[Extracted data entries]
******

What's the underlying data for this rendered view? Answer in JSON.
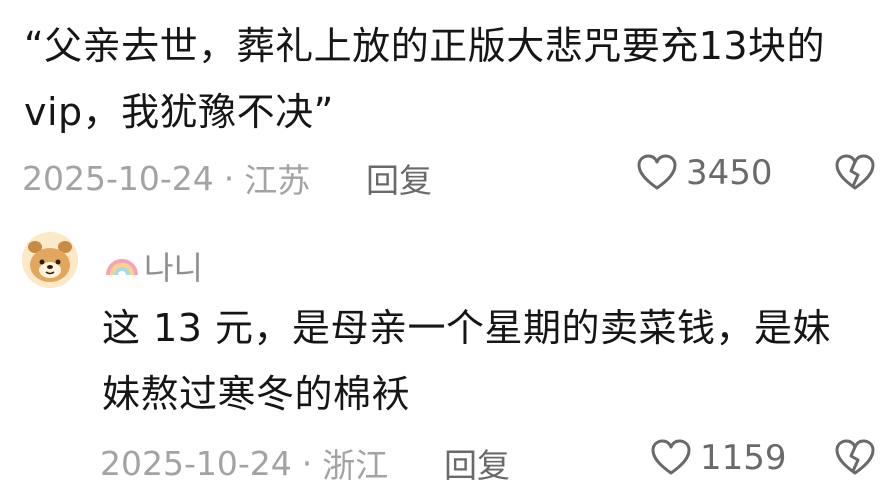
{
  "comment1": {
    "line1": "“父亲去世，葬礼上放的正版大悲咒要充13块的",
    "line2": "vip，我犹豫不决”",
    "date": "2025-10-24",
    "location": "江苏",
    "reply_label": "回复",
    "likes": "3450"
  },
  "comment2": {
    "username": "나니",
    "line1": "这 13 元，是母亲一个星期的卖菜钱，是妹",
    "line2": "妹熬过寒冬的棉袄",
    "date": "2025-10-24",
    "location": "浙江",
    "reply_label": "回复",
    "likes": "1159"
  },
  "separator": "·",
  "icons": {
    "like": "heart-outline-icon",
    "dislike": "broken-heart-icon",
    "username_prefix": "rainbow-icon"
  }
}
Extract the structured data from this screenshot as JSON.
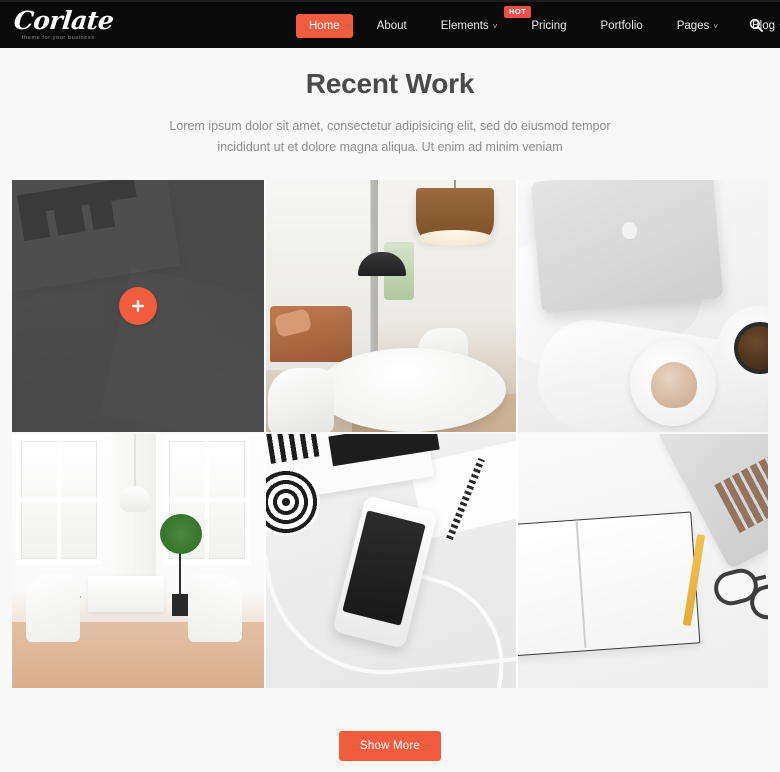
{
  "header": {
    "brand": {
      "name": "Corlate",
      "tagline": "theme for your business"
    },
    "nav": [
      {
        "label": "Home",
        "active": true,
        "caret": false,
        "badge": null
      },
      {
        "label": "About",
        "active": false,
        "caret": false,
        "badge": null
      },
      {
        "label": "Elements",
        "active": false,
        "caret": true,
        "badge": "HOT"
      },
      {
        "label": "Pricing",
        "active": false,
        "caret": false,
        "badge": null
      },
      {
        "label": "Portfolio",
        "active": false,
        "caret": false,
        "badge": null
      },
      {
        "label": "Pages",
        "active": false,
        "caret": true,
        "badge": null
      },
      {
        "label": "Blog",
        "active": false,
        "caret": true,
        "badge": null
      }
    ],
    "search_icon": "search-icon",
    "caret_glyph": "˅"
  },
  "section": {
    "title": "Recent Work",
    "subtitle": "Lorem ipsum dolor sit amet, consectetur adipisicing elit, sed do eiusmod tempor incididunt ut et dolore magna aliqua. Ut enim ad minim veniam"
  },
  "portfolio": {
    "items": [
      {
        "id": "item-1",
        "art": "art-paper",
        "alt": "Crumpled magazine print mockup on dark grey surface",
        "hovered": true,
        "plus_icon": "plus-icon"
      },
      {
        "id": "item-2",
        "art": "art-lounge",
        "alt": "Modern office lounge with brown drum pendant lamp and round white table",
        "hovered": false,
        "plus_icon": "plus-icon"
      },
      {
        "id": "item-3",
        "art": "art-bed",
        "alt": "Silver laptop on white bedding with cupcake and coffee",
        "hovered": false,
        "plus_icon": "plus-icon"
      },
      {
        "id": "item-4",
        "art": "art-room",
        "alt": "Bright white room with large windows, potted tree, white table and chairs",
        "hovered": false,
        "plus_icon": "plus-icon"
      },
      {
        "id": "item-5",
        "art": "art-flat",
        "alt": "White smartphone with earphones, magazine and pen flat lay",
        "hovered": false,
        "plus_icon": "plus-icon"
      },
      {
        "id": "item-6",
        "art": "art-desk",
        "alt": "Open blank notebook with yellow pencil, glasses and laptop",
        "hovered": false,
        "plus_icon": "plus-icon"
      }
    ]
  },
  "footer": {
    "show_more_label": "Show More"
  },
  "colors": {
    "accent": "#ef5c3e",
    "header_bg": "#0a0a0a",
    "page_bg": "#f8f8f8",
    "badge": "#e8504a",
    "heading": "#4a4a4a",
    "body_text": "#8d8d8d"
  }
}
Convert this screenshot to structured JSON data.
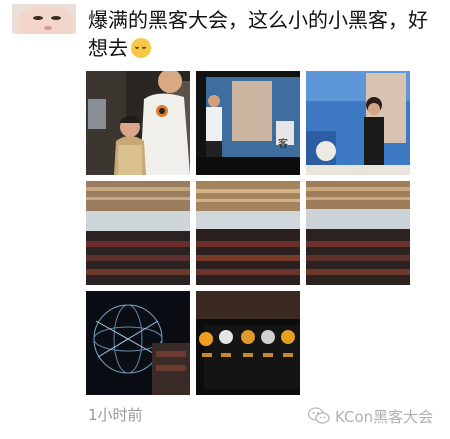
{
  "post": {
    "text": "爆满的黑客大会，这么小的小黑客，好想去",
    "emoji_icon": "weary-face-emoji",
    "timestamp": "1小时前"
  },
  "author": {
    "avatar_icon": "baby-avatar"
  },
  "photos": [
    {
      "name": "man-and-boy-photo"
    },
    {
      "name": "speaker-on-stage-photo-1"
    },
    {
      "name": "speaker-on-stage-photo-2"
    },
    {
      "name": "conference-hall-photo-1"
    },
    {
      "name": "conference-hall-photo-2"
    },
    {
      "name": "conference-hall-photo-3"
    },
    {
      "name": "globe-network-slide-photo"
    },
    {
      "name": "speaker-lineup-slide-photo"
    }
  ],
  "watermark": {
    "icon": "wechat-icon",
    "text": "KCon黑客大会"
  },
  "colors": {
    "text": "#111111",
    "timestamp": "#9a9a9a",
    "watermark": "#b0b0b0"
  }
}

******

What you need to do> Can you retype every record above exactly, leaving out the pictures?

Correct result>
What's the underlying data for this rendered view? Answer in JSON.
{
  "comment1": {
    "line1": "“父亲去世，葬礼上放的正版大悲咒要充13块的",
    "line2": "vip，我犹豫不决”",
    "date": "2025-10-24",
    "location": "江苏",
    "reply_label": "回复",
    "likes": "3450"
  },
  "comment2": {
    "username": "나니",
    "line1": "这 13 元，是母亲一个星期的卖菜钱，是妹",
    "line2": "妹熬过寒冬的棉袄",
    "date": "2025-10-24",
    "location": "浙江",
    "reply_label": "回复",
    "likes": "1159"
  },
  "separator": "·",
  "icons": {
    "like": "heart-outline-icon",
    "dislike": "broken-heart-icon",
    "username_prefix": "rainbow-icon"
  }
}
Extract the structured data from this screenshot as JSON.
{
  "header": {
    "brand": {
      "name": "Corlate",
      "tagline": "theme for your business"
    },
    "nav": [
      {
        "label": "Home",
        "active": true,
        "caret": false,
        "badge": null
      },
      {
        "label": "About",
        "active": false,
        "caret": false,
        "badge": null
      },
      {
        "label": "Elements",
        "active": false,
        "caret": true,
        "badge": "HOT"
      },
      {
        "label": "Pricing",
        "active": false,
        "caret": false,
        "badge": null
      },
      {
        "label": "Portfolio",
        "active": false,
        "caret": false,
        "badge": null
      },
      {
        "label": "Pages",
        "active": false,
        "caret": true,
        "badge": null
      },
      {
        "label": "Blog",
        "active": false,
        "caret": true,
        "badge": null
      }
    ],
    "search_icon": "search-icon",
    "caret_glyph": "˅"
  },
  "section": {
    "title": "Recent Work",
    "subtitle": "Lorem ipsum dolor sit amet, consectetur adipisicing elit, sed do eiusmod tempor incididunt ut et dolore magna aliqua. Ut enim ad minim veniam"
  },
  "portfolio": {
    "items": [
      {
        "id": "item-1",
        "art": "art-paper",
        "alt": "Crumpled magazine print mockup on dark grey surface",
        "hovered": true,
        "plus_icon": "plus-icon"
      },
      {
        "id": "item-2",
        "art": "art-lounge",
        "alt": "Modern office lounge with brown drum pendant lamp and round white table",
        "hovered": false,
        "plus_icon": "plus-icon"
      },
      {
        "id": "item-3",
        "art": "art-bed",
        "alt": "Silver laptop on white bedding with cupcake and coffee",
        "hovered": false,
        "plus_icon": "plus-icon"
      },
      {
        "id": "item-4",
        "art": "art-room",
        "alt": "Bright white room with large windows, potted tree, white table and chairs",
        "hovered": false,
        "plus_icon": "plus-icon"
      },
      {
        "id": "item-5",
        "art": "art-flat",
        "alt": "White smartphone with earphones, magazine and pen flat lay",
        "hovered": false,
        "plus_icon": "plus-icon"
      },
      {
        "id": "item-6",
        "art": "art-desk",
        "alt": "Open blank notebook with yellow pencil, glasses and laptop",
        "hovered": false,
        "plus_icon": "plus-icon"
      }
    ]
  },
  "footer": {
    "show_more_label": "Show More"
  },
  "colors": {
    "accent": "#ef5c3e",
    "header_bg": "#0a0a0a",
    "page_bg": "#f8f8f8",
    "badge": "#e8504a",
    "heading": "#4a4a4a",
    "body_text": "#8d8d8d"
  }
}
Convert this screenshot to structured JSON data.
{
  "post": {
    "text": "爆满的黑客大会，这么小的小黑客，好想去",
    "emoji_icon": "weary-face-emoji",
    "timestamp": "1小时前"
  },
  "author": {
    "avatar_icon": "baby-avatar"
  },
  "photos": [
    {
      "name": "man-and-boy-photo"
    },
    {
      "name": "speaker-on-stage-photo-1"
    },
    {
      "name": "speaker-on-stage-photo-2"
    },
    {
      "name": "conference-hall-photo-1"
    },
    {
      "name": "conference-hall-photo-2"
    },
    {
      "name": "conference-hall-photo-3"
    },
    {
      "name": "globe-network-slide-photo"
    },
    {
      "name": "speaker-lineup-slide-photo"
    }
  ],
  "watermark": {
    "icon": "wechat-icon",
    "text": "KCon黑客大会"
  },
  "colors": {
    "text": "#111111",
    "timestamp": "#9a9a9a",
    "watermark": "#b0b0b0"
  }
}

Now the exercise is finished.